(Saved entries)
-*-

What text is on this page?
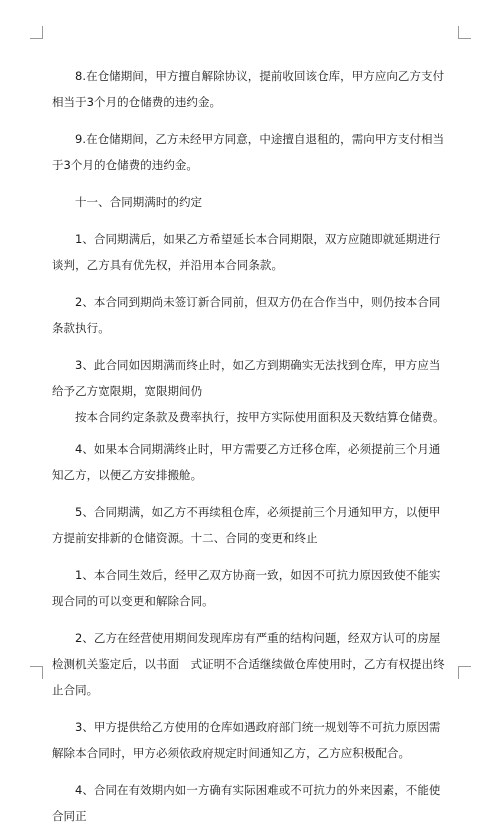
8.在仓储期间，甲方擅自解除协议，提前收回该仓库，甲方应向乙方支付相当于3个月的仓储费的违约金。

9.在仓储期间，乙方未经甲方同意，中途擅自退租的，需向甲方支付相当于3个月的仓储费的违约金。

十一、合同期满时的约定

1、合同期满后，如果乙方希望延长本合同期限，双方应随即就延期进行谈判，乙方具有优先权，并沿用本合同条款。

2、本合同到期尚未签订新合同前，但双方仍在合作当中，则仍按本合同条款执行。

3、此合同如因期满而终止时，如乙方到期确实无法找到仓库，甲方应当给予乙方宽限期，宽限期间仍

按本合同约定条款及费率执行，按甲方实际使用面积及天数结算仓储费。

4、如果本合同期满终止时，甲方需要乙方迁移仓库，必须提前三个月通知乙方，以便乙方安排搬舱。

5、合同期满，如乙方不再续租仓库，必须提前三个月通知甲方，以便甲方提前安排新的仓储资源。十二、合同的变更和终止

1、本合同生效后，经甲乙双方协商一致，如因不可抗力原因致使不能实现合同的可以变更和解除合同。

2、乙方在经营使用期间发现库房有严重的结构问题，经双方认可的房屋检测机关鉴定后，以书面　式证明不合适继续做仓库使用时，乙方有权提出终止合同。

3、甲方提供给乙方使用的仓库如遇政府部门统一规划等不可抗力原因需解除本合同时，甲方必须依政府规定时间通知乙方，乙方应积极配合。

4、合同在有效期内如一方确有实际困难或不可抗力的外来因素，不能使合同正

-*-

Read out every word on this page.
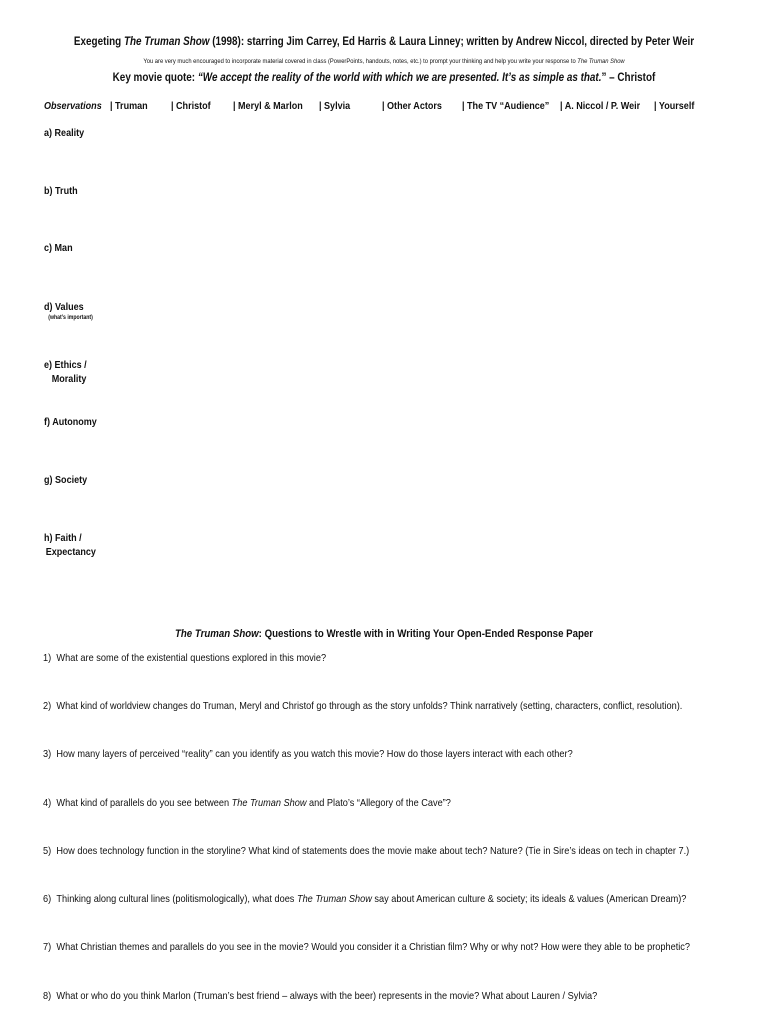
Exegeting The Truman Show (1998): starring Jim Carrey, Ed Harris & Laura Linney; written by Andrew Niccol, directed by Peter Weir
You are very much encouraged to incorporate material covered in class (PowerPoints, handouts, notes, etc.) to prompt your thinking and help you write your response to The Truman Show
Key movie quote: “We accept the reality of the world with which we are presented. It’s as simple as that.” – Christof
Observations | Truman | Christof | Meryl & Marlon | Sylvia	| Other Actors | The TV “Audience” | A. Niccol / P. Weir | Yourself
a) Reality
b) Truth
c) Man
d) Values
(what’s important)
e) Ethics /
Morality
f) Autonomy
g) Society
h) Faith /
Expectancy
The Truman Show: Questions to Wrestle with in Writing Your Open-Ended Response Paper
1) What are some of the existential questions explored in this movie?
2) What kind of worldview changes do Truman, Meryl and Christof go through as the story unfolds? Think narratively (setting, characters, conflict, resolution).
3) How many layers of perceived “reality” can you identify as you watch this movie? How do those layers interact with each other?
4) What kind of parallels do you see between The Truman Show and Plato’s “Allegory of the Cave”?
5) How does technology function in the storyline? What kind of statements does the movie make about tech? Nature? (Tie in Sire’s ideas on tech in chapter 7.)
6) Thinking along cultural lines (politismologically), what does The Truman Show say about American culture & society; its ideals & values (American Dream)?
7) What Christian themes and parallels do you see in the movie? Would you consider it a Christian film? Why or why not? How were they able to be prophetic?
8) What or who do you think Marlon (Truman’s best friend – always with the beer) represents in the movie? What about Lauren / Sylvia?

-*-

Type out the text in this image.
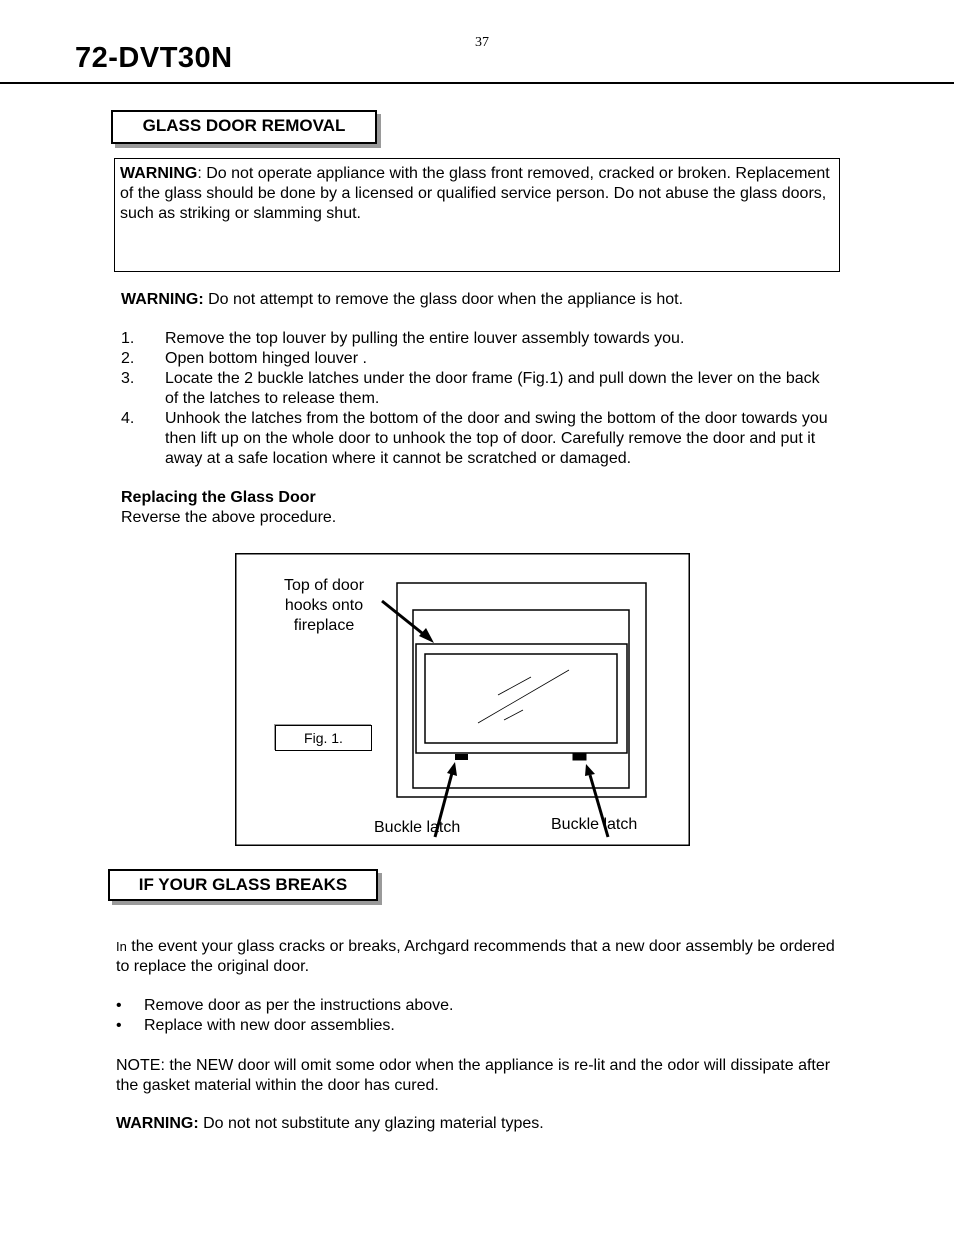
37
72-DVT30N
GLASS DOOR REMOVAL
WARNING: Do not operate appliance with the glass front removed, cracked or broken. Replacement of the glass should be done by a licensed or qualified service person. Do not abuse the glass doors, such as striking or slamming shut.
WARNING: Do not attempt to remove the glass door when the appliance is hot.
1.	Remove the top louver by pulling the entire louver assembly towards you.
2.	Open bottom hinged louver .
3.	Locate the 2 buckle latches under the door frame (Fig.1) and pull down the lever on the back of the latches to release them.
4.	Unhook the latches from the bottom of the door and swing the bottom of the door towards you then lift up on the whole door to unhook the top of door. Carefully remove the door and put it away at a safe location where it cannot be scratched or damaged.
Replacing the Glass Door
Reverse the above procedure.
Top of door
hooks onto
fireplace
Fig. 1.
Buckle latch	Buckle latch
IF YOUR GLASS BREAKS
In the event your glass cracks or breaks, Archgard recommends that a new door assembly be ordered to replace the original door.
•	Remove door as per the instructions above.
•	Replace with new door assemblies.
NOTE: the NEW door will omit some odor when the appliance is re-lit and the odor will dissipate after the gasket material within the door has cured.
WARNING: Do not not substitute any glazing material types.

-*-

REQUIREMENT:
Look through the data and gather every line with the string "that" in it.

FINISHED EXERCISE:
Key movie quote: “We accept the reality of the world with which we are presented. It’s as simple as that.” – Christof
In the event your glass cracks or breaks, Archgard recommends that a new door assembly be ordered to replace the original door.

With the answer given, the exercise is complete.